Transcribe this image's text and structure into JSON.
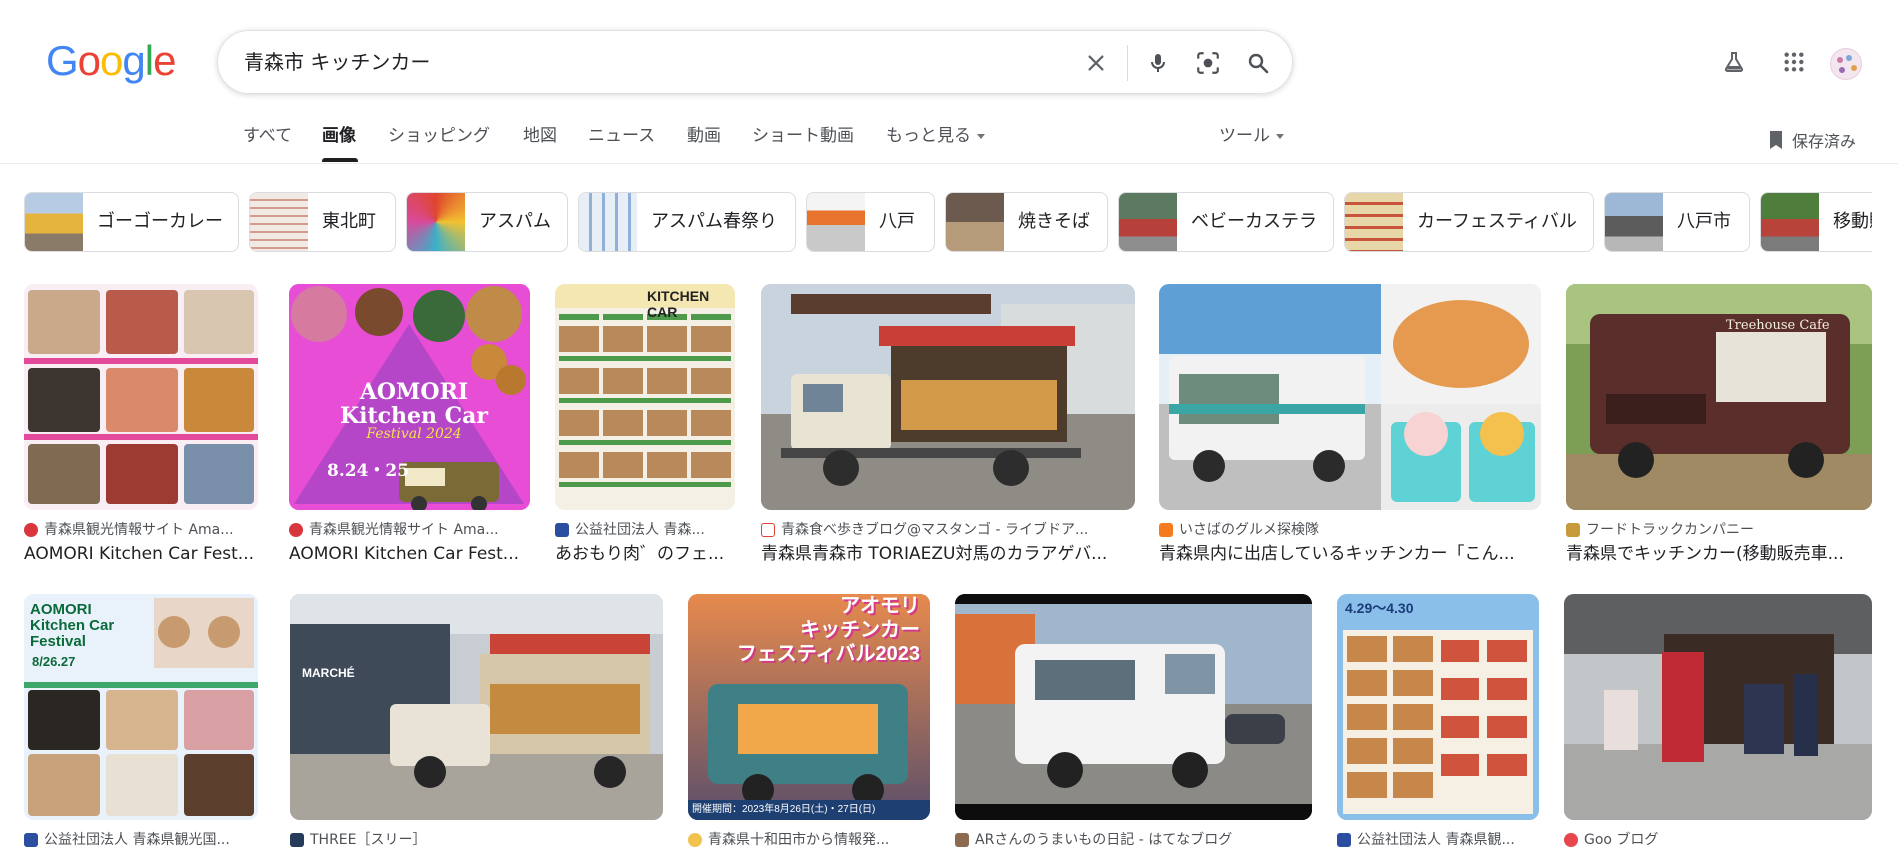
{
  "search": {
    "query": "青森市 キッチンカー"
  },
  "logo": {
    "text": "Google"
  },
  "tabs": [
    "すべて",
    "画像",
    "ショッピング",
    "地図",
    "ニュース",
    "動画",
    "ショート動画",
    "もっと見る"
  ],
  "tools_label": "ツール",
  "saved_label": "保存済み",
  "chips": [
    "ゴーゴーカレー",
    "東北町",
    "アスパム",
    "アスパム春祭り",
    "八戸",
    "焼きそば",
    "ベビーカステラ",
    "カーフェスティバル",
    "八戸市",
    "移動販売"
  ],
  "results_row1": [
    {
      "source": "青森県観光情報サイト Ama...",
      "title": "AOMORI Kitchen Car Fest..."
    },
    {
      "source": "青森県観光情報サイト Ama...",
      "title": "AOMORI Kitchen Car Fest..."
    },
    {
      "source": "公益社団法人 青森...",
      "title": "あおもり肉゛のフェ..."
    },
    {
      "source": "青森食べ歩きブログ@マスタンゴ - ライブドア...",
      "title": "青森県青森市 TORIAEZU対馬のカラアゲバ..."
    },
    {
      "source": "いさばのグルメ探検隊",
      "title": "青森県内に出店しているキッチンカー「こん..."
    },
    {
      "source": "フードトラックカンパニー",
      "title": "青森県でキッチンカー(移動販売車..."
    }
  ],
  "results_row2": [
    {
      "source": "公益社団法人 青森県観光国..."
    },
    {
      "source": "THREE［スリー］"
    },
    {
      "source": "青森県十和田市から情報発..."
    },
    {
      "source": "ARさんのうまいもの日記 - はてなブログ"
    },
    {
      "source": "公益社団法人 青森県観..."
    },
    {
      "source": "Goo ブログ"
    }
  ],
  "image_text": {
    "festival_title": "AOMORI Kitchen Car",
    "festival_sub": "Festival 2024",
    "festival_date": "8.24・25",
    "kitchen_car_header": "KITCHEN CAR",
    "festival2023_title": "AOMORI Kitchen Car Festival",
    "festival2023_date": "8/26.27",
    "poster_line1": "アオモリ",
    "poster_line2": "キッチンカー",
    "poster_line3": "フェスティバル2023",
    "poster_date": "開催期間：2023年8月26日(土)・27日(日)",
    "treehouse": "Treehouse Cafe",
    "marche": "MARCHÉ",
    "menu_date": "4.29〜4.30"
  },
  "colors": {
    "brand_blue": "#4285f4",
    "brand_red": "#ea4335",
    "brand_yellow": "#fbbc05",
    "brand_green": "#34a853"
  }
}
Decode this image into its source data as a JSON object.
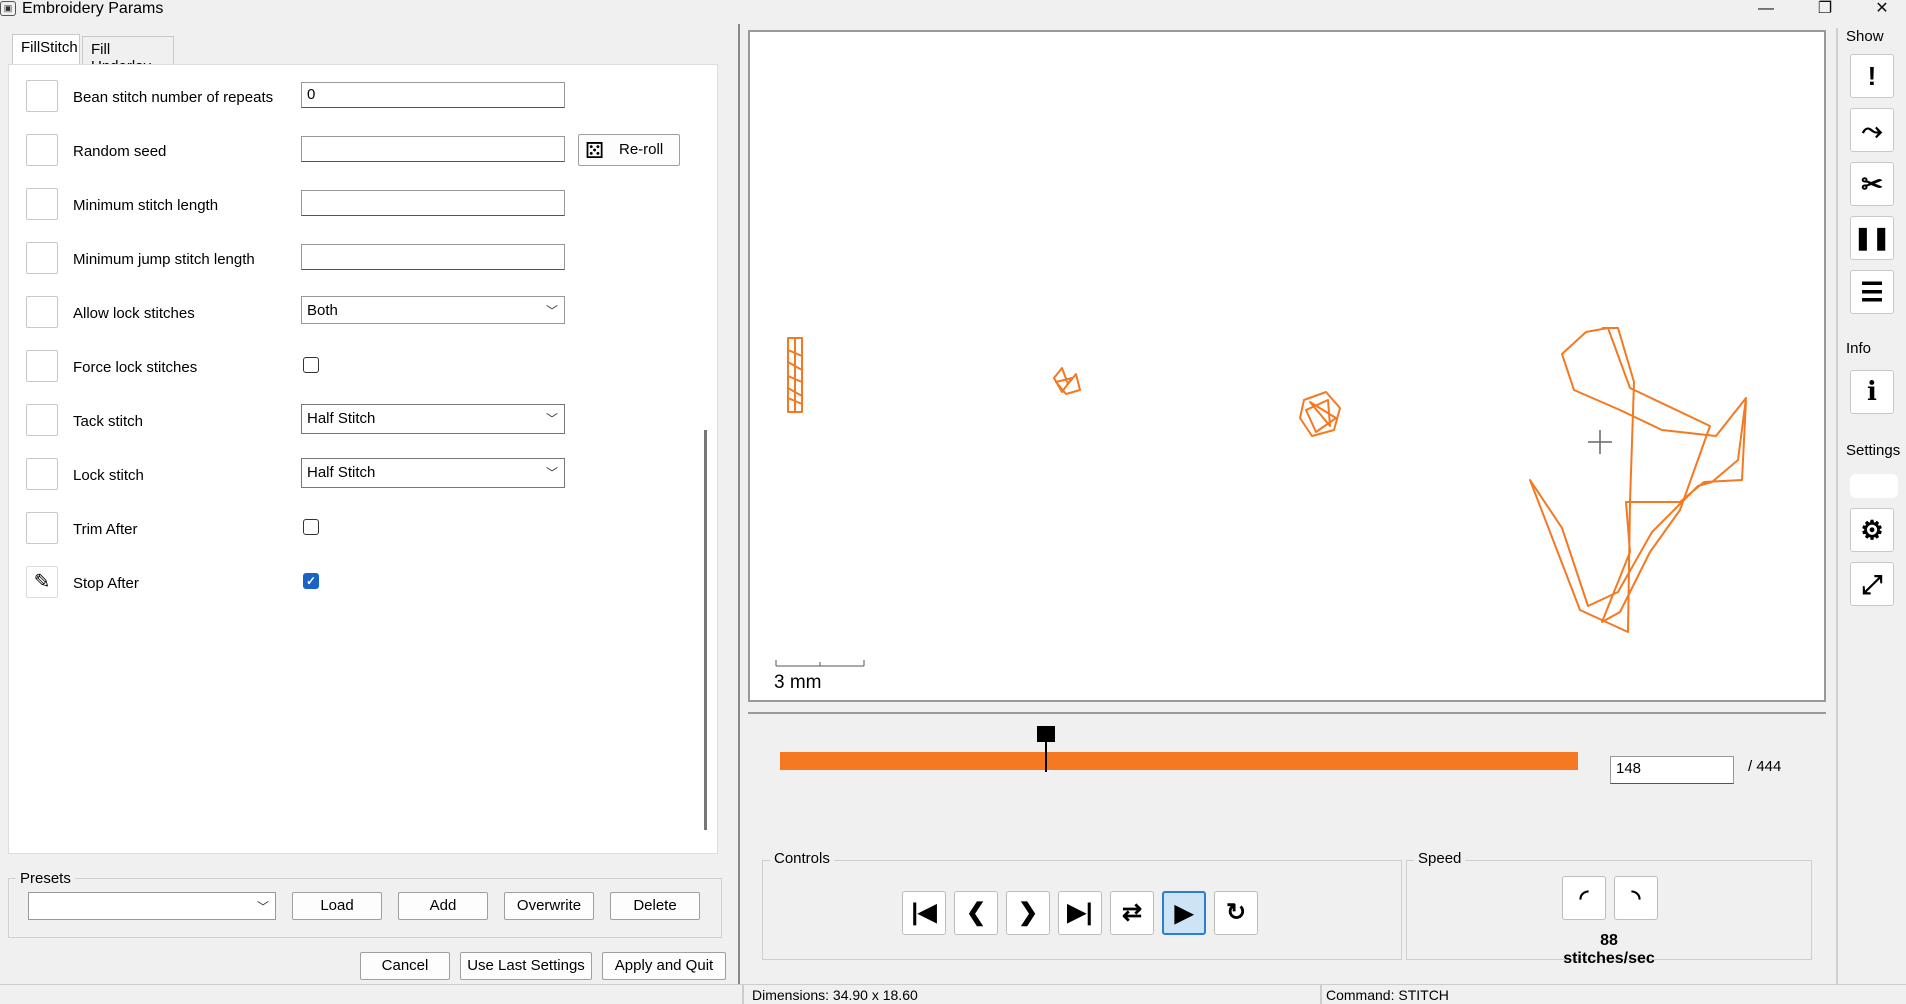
{
  "window": {
    "title": "Embroidery Params",
    "minimize": "—",
    "restore": "❐",
    "close": "✕"
  },
  "tabs": [
    {
      "label": "FillStitch",
      "active": true
    },
    {
      "label": "Fill Underlay",
      "active": false
    }
  ],
  "params": {
    "bean_label": "Bean stitch number of repeats",
    "bean_value": "0",
    "seed_label": "Random seed",
    "seed_value": "",
    "reroll_label": "Re-roll",
    "min_stitch_label": "Minimum stitch length",
    "min_stitch_value": "",
    "min_jump_label": "Minimum jump stitch length",
    "min_jump_value": "",
    "allow_lock_label": "Allow lock stitches",
    "allow_lock_value": "Both",
    "force_lock_label": "Force lock stitches",
    "force_lock_checked": false,
    "tack_label": "Tack stitch",
    "tack_value": "Half Stitch",
    "lock_label": "Lock stitch",
    "lock_value": "Half Stitch",
    "trim_label": "Trim After",
    "trim_checked": false,
    "stop_label": "Stop After",
    "stop_checked": true
  },
  "presets": {
    "title": "Presets",
    "selected": "",
    "load": "Load",
    "add": "Add",
    "overwrite": "Overwrite",
    "delete": "Delete"
  },
  "footer": {
    "cancel": "Cancel",
    "use_last": "Use Last Settings",
    "apply_quit": "Apply and Quit"
  },
  "simulator": {
    "scale_label": "3 mm",
    "current_stitch": "148",
    "total_stitches": "/ 444",
    "progress_fraction": 0.333,
    "stitch_color": "#f47920",
    "controls_title": "Controls",
    "speed_title": "Speed",
    "speed_value": "88 stitches/sec",
    "controls": [
      {
        "name": "first-stitch",
        "glyph": "|◀"
      },
      {
        "name": "prev-stitch",
        "glyph": "❮"
      },
      {
        "name": "next-stitch",
        "glyph": "❯"
      },
      {
        "name": "last-stitch",
        "glyph": "▶|"
      },
      {
        "name": "direction",
        "glyph": "⇄"
      },
      {
        "name": "play",
        "glyph": "▶"
      },
      {
        "name": "restart",
        "glyph": "↻"
      }
    ]
  },
  "sidebar": {
    "show_title": "Show",
    "info_title": "Info",
    "settings_title": "Settings",
    "show_buttons": [
      {
        "name": "errors",
        "glyph": "!"
      },
      {
        "name": "jumps",
        "glyph": "⤳"
      },
      {
        "name": "trims",
        "glyph": "✂"
      },
      {
        "name": "stops",
        "glyph": "❚❚"
      },
      {
        "name": "color-changes",
        "glyph": "☰"
      }
    ],
    "info_glyph": "i",
    "settings_glyph": "⚙",
    "expand_glyph": "⤢"
  },
  "status": {
    "dimensions": "Dimensions: 34.90 x 18.60",
    "command": "Command: STITCH"
  }
}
□ □ □ □
DIRECTIONS:
Without the pictures, write out every entry precisely as it appears.

CORRECT RESPONSE:
Transcribe this image's text and structure into JSON.
{
  "search": {
    "query": "青森市 キッチンカー"
  },
  "logo": {
    "text": "Google"
  },
  "tabs": [
    "すべて",
    "画像",
    "ショッピング",
    "地図",
    "ニュース",
    "動画",
    "ショート動画",
    "もっと見る"
  ],
  "tools_label": "ツール",
  "saved_label": "保存済み",
  "chips": [
    "ゴーゴーカレー",
    "東北町",
    "アスパム",
    "アスパム春祭り",
    "八戸",
    "焼きそば",
    "ベビーカステラ",
    "カーフェスティバル",
    "八戸市",
    "移動販売"
  ],
  "results_row1": [
    {
      "source": "青森県観光情報サイト Ama...",
      "title": "AOMORI Kitchen Car Fest..."
    },
    {
      "source": "青森県観光情報サイト Ama...",
      "title": "AOMORI Kitchen Car Fest..."
    },
    {
      "source": "公益社団法人 青森...",
      "title": "あおもり肉゛のフェ..."
    },
    {
      "source": "青森食べ歩きブログ@マスタンゴ - ライブドア...",
      "title": "青森県青森市 TORIAEZU対馬のカラアゲバ..."
    },
    {
      "source": "いさばのグルメ探検隊",
      "title": "青森県内に出店しているキッチンカー「こん..."
    },
    {
      "source": "フードトラックカンパニー",
      "title": "青森県でキッチンカー(移動販売車..."
    }
  ],
  "results_row2": [
    {
      "source": "公益社団法人 青森県観光国..."
    },
    {
      "source": "THREE［スリー］"
    },
    {
      "source": "青森県十和田市から情報発..."
    },
    {
      "source": "ARさんのうまいもの日記 - はてなブログ"
    },
    {
      "source": "公益社団法人 青森県観..."
    },
    {
      "source": "Goo ブログ"
    }
  ],
  "image_text": {
    "festival_title": "AOMORI Kitchen Car",
    "festival_sub": "Festival 2024",
    "festival_date": "8.24・25",
    "kitchen_car_header": "KITCHEN CAR",
    "festival2023_title": "AOMORI Kitchen Car Festival",
    "festival2023_date": "8/26.27",
    "poster_line1": "アオモリ",
    "poster_line2": "キッチンカー",
    "poster_line3": "フェスティバル2023",
    "poster_date": "開催期間：2023年8月26日(土)・27日(日)",
    "treehouse": "Treehouse Cafe",
    "marche": "MARCHÉ",
    "menu_date": "4.29〜4.30"
  },
  "colors": {
    "brand_blue": "#4285f4",
    "brand_red": "#ea4335",
    "brand_yellow": "#fbbc05",
    "brand_green": "#34a853"
  }
}
Decode this image into its source data as a JSON object.
{
  "window": {
    "title": "Embroidery Params",
    "minimize": "—",
    "restore": "❐",
    "close": "✕"
  },
  "tabs": [
    {
      "label": "FillStitch",
      "active": true
    },
    {
      "label": "Fill Underlay",
      "active": false
    }
  ],
  "params": {
    "bean_label": "Bean stitch number of repeats",
    "bean_value": "0",
    "seed_label": "Random seed",
    "seed_value": "",
    "reroll_label": "Re-roll",
    "min_stitch_label": "Minimum stitch length",
    "min_stitch_value": "",
    "min_jump_label": "Minimum jump stitch length",
    "min_jump_value": "",
    "allow_lock_label": "Allow lock stitches",
    "allow_lock_value": "Both",
    "force_lock_label": "Force lock stitches",
    "force_lock_checked": false,
    "tack_label": "Tack stitch",
    "tack_value": "Half Stitch",
    "lock_label": "Lock stitch",
    "lock_value": "Half Stitch",
    "trim_label": "Trim After",
    "trim_checked": false,
    "stop_label": "Stop After",
    "stop_checked": true
  },
  "presets": {
    "title": "Presets",
    "selected": "",
    "load": "Load",
    "add": "Add",
    "overwrite": "Overwrite",
    "delete": "Delete"
  },
  "footer": {
    "cancel": "Cancel",
    "use_last": "Use Last Settings",
    "apply_quit": "Apply and Quit"
  },
  "simulator": {
    "scale_label": "3 mm",
    "current_stitch": "148",
    "total_stitches": "/ 444",
    "progress_fraction": 0.333,
    "stitch_color": "#f47920",
    "controls_title": "Controls",
    "speed_title": "Speed",
    "speed_value": "88 stitches/sec",
    "controls": [
      {
        "name": "first-stitch",
        "glyph": "|◀"
      },
      {
        "name": "prev-stitch",
        "glyph": "❮"
      },
      {
        "name": "next-stitch",
        "glyph": "❯"
      },
      {
        "name": "last-stitch",
        "glyph": "▶|"
      },
      {
        "name": "direction",
        "glyph": "⇄"
      },
      {
        "name": "play",
        "glyph": "▶"
      },
      {
        "name": "restart",
        "glyph": "↻"
      }
    ]
  },
  "sidebar": {
    "show_title": "Show",
    "info_title": "Info",
    "settings_title": "Settings",
    "show_buttons": [
      {
        "name": "errors",
        "glyph": "!"
      },
      {
        "name": "jumps",
        "glyph": "⤳"
      },
      {
        "name": "trims",
        "glyph": "✂"
      },
      {
        "name": "stops",
        "glyph": "❚❚"
      },
      {
        "name": "color-changes",
        "glyph": "☰"
      }
    ],
    "info_glyph": "i",
    "settings_glyph": "⚙",
    "expand_glyph": "⤢"
  },
  "status": {
    "dimensions": "Dimensions: 34.90 x 18.60",
    "command": "Command: STITCH"
  }
}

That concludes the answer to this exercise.